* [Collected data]
--------------------

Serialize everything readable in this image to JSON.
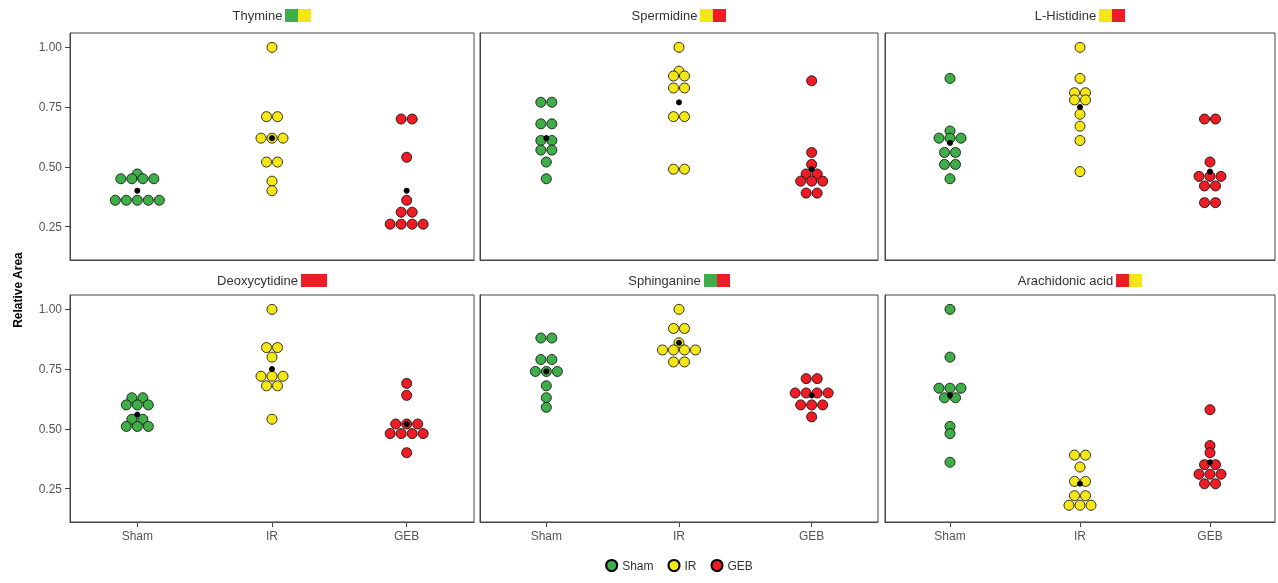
{
  "chart_data": [
    {
      "type": "scatter",
      "title": "Thymine",
      "categories": [
        "Sham",
        "IR",
        "GEB"
      ],
      "ylim": [
        0.11,
        1.06
      ],
      "yticks": [
        {
          "value": 0.25,
          "label": "0.25"
        },
        {
          "value": 0.5,
          "label": "0.50"
        },
        {
          "value": 0.75,
          "label": "0.75"
        },
        {
          "value": 1,
          "label": "1.00"
        }
      ],
      "tick_labels": "y",
      "grid": false,
      "marker": "circle",
      "series": [
        {
          "color": "#3fae49",
          "x": [
            "Sham",
            "Sham",
            "Sham",
            "Sham",
            "Sham",
            "Sham",
            "Sham",
            "Sham",
            "Sham",
            "Sham"
          ],
          "values": [
            0.47,
            0.45,
            0.45,
            0.45,
            0.45,
            0.36,
            0.36,
            0.36,
            0.36,
            0.36
          ]
        },
        {
          "color": "#f5e61a",
          "x": [
            "IR",
            "IR",
            "IR",
            "IR",
            "IR",
            "IR",
            "IR",
            "IR",
            "IR",
            "IR"
          ],
          "values": [
            1.0,
            0.71,
            0.71,
            0.62,
            0.62,
            0.62,
            0.52,
            0.52,
            0.44,
            0.4
          ]
        },
        {
          "color": "#ee1c25",
          "x": [
            "GEB",
            "GEB",
            "GEB",
            "GEB",
            "GEB",
            "GEB",
            "GEB",
            "GEB",
            "GEB",
            "GEB"
          ],
          "values": [
            0.7,
            0.7,
            0.54,
            0.36,
            0.31,
            0.31,
            0.26,
            0.26,
            0.26,
            0.26
          ]
        },
        {
          "color": "#000000",
          "x": [
            "Sham",
            "IR",
            "GEB"
          ],
          "values": [
            0.4,
            0.62,
            0.4
          ]
        }
      ]
    },
    {
      "type": "scatter",
      "title": "Spermidine",
      "categories": [
        "Sham",
        "IR",
        "GEB"
      ],
      "ylim": [
        0.11,
        1.06
      ],
      "tick_labels": false,
      "grid": false,
      "marker": "circle",
      "series": [
        {
          "color": "#3fae49",
          "x": [
            "Sham",
            "Sham",
            "Sham",
            "Sham",
            "Sham",
            "Sham",
            "Sham",
            "Sham",
            "Sham",
            "Sham"
          ],
          "values": [
            0.77,
            0.77,
            0.68,
            0.68,
            0.61,
            0.61,
            0.57,
            0.57,
            0.52,
            0.45
          ]
        },
        {
          "color": "#f5e61a",
          "x": [
            "IR",
            "IR",
            "IR",
            "IR",
            "IR",
            "IR",
            "IR",
            "IR",
            "IR",
            "IR"
          ],
          "values": [
            1.0,
            0.9,
            0.88,
            0.88,
            0.83,
            0.83,
            0.71,
            0.71,
            0.49,
            0.49
          ]
        },
        {
          "color": "#ee1c25",
          "x": [
            "GEB",
            "GEB",
            "GEB",
            "GEB",
            "GEB",
            "GEB",
            "GEB",
            "GEB",
            "GEB",
            "GEB"
          ],
          "values": [
            0.86,
            0.56,
            0.51,
            0.47,
            0.47,
            0.44,
            0.44,
            0.44,
            0.39,
            0.39
          ]
        },
        {
          "color": "#000000",
          "x": [
            "Sham",
            "IR",
            "GEB"
          ],
          "values": [
            0.62,
            0.77,
            0.49
          ]
        }
      ]
    },
    {
      "type": "scatter",
      "title": "L-Histidine",
      "categories": [
        "Sham",
        "IR",
        "GEB"
      ],
      "ylim": [
        0.11,
        1.06
      ],
      "tick_labels": false,
      "grid": false,
      "marker": "circle",
      "series": [
        {
          "color": "#3fae49",
          "x": [
            "Sham",
            "Sham",
            "Sham",
            "Sham",
            "Sham",
            "Sham",
            "Sham",
            "Sham",
            "Sham",
            "Sham"
          ],
          "values": [
            0.87,
            0.65,
            0.62,
            0.62,
            0.62,
            0.56,
            0.56,
            0.51,
            0.51,
            0.45
          ]
        },
        {
          "color": "#f5e61a",
          "x": [
            "IR",
            "IR",
            "IR",
            "IR",
            "IR",
            "IR",
            "IR",
            "IR",
            "IR",
            "IR"
          ],
          "values": [
            1.0,
            0.87,
            0.81,
            0.81,
            0.78,
            0.78,
            0.72,
            0.67,
            0.61,
            0.48
          ]
        },
        {
          "color": "#ee1c25",
          "x": [
            "GEB",
            "GEB",
            "GEB",
            "GEB",
            "GEB",
            "GEB",
            "GEB",
            "GEB",
            "GEB",
            "GEB"
          ],
          "values": [
            0.7,
            0.7,
            0.52,
            0.46,
            0.46,
            0.46,
            0.42,
            0.42,
            0.35,
            0.35
          ]
        },
        {
          "color": "#000000",
          "x": [
            "Sham",
            "IR",
            "GEB"
          ],
          "values": [
            0.6,
            0.75,
            0.48
          ]
        }
      ]
    },
    {
      "type": "scatter",
      "title": "Deoxycytidine",
      "ylabel": "Relative Area",
      "categories": [
        "Sham",
        "IR",
        "GEB"
      ],
      "ylim": [
        0.11,
        1.06
      ],
      "yticks": [
        {
          "value": 0.25,
          "label": "0.25"
        },
        {
          "value": 0.5,
          "label": "0.50"
        },
        {
          "value": 0.75,
          "label": "0.75"
        },
        {
          "value": 1,
          "label": "1.00"
        }
      ],
      "grid": false,
      "marker": "circle",
      "series": [
        {
          "color": "#3fae49",
          "x": [
            "Sham",
            "Sham",
            "Sham",
            "Sham",
            "Sham",
            "Sham",
            "Sham",
            "Sham",
            "Sham",
            "Sham"
          ],
          "values": [
            0.63,
            0.63,
            0.6,
            0.6,
            0.6,
            0.54,
            0.54,
            0.51,
            0.51,
            0.51
          ]
        },
        {
          "color": "#f5e61a",
          "x": [
            "IR",
            "IR",
            "IR",
            "IR",
            "IR",
            "IR",
            "IR",
            "IR",
            "IR",
            "IR"
          ],
          "values": [
            1.0,
            0.84,
            0.84,
            0.8,
            0.72,
            0.72,
            0.72,
            0.68,
            0.68,
            0.54
          ]
        },
        {
          "color": "#ee1c25",
          "x": [
            "GEB",
            "GEB",
            "GEB",
            "GEB",
            "GEB",
            "GEB",
            "GEB",
            "GEB",
            "GEB",
            "GEB"
          ],
          "values": [
            0.69,
            0.64,
            0.52,
            0.52,
            0.52,
            0.48,
            0.48,
            0.48,
            0.48,
            0.4
          ]
        },
        {
          "color": "#000000",
          "x": [
            "Sham",
            "IR",
            "GEB"
          ],
          "values": [
            0.56,
            0.75,
            0.52
          ]
        }
      ]
    },
    {
      "type": "scatter",
      "title": "Sphinganine",
      "categories": [
        "Sham",
        "IR",
        "GEB"
      ],
      "ylim": [
        0.11,
        1.06
      ],
      "tick_labels": "x",
      "grid": false,
      "marker": "circle",
      "legend": "bottom",
      "series": [
        {
          "name": "Sham",
          "color": "#3fae49",
          "x": [
            "Sham",
            "Sham",
            "Sham",
            "Sham",
            "Sham",
            "Sham",
            "Sham",
            "Sham",
            "Sham",
            "Sham"
          ],
          "values": [
            0.88,
            0.88,
            0.79,
            0.79,
            0.74,
            0.74,
            0.74,
            0.68,
            0.63,
            0.59
          ]
        },
        {
          "name": "IR",
          "color": "#f5e61a",
          "x": [
            "IR",
            "IR",
            "IR",
            "IR",
            "IR",
            "IR",
            "IR",
            "IR",
            "IR",
            "IR"
          ],
          "values": [
            1.0,
            0.92,
            0.92,
            0.86,
            0.83,
            0.83,
            0.83,
            0.83,
            0.78,
            0.78
          ]
        },
        {
          "name": "GEB",
          "color": "#ee1c25",
          "x": [
            "GEB",
            "GEB",
            "GEB",
            "GEB",
            "GEB",
            "GEB",
            "GEB",
            "GEB",
            "GEB",
            "GEB"
          ],
          "values": [
            0.71,
            0.71,
            0.65,
            0.65,
            0.65,
            0.65,
            0.6,
            0.6,
            0.6,
            0.55
          ]
        },
        {
          "color": "#000000",
          "x": [
            "Sham",
            "IR",
            "GEB"
          ],
          "values": [
            0.74,
            0.86,
            0.64
          ]
        }
      ]
    },
    {
      "type": "scatter",
      "title": "Arachidonic acid",
      "categories": [
        "Sham",
        "IR",
        "GEB"
      ],
      "ylim": [
        0.11,
        1.06
      ],
      "tick_labels": "x",
      "grid": false,
      "marker": "circle",
      "series": [
        {
          "color": "#3fae49",
          "x": [
            "Sham",
            "Sham",
            "Sham",
            "Sham",
            "Sham",
            "Sham",
            "Sham",
            "Sham",
            "Sham",
            "Sham"
          ],
          "values": [
            1.0,
            0.8,
            0.67,
            0.67,
            0.67,
            0.63,
            0.63,
            0.51,
            0.48,
            0.36
          ]
        },
        {
          "color": "#f5e61a",
          "x": [
            "IR",
            "IR",
            "IR",
            "IR",
            "IR",
            "IR",
            "IR",
            "IR",
            "IR",
            "IR"
          ],
          "values": [
            0.39,
            0.39,
            0.34,
            0.28,
            0.28,
            0.22,
            0.22,
            0.18,
            0.18,
            0.18
          ]
        },
        {
          "color": "#ee1c25",
          "x": [
            "GEB",
            "GEB",
            "GEB",
            "GEB",
            "GEB",
            "GEB",
            "GEB",
            "GEB",
            "GEB",
            "GEB"
          ],
          "values": [
            0.58,
            0.43,
            0.4,
            0.35,
            0.35,
            0.31,
            0.31,
            0.31,
            0.27,
            0.27
          ]
        },
        {
          "color": "#000000",
          "x": [
            "Sham",
            "IR",
            "GEB"
          ],
          "values": [
            0.64,
            0.27,
            0.36
          ]
        }
      ]
    }
  ]
}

--------------------

* [Brief]
Pick out the lines that contain "title" and copy them.

* [Problem solution]
      "title": "Thymine",
      "title": "Spermidine",
      "title": "L-Histidine",
      "title": "Deoxycytidine",
      "title": "Sphinganine",
      "title": "Arachidonic acid",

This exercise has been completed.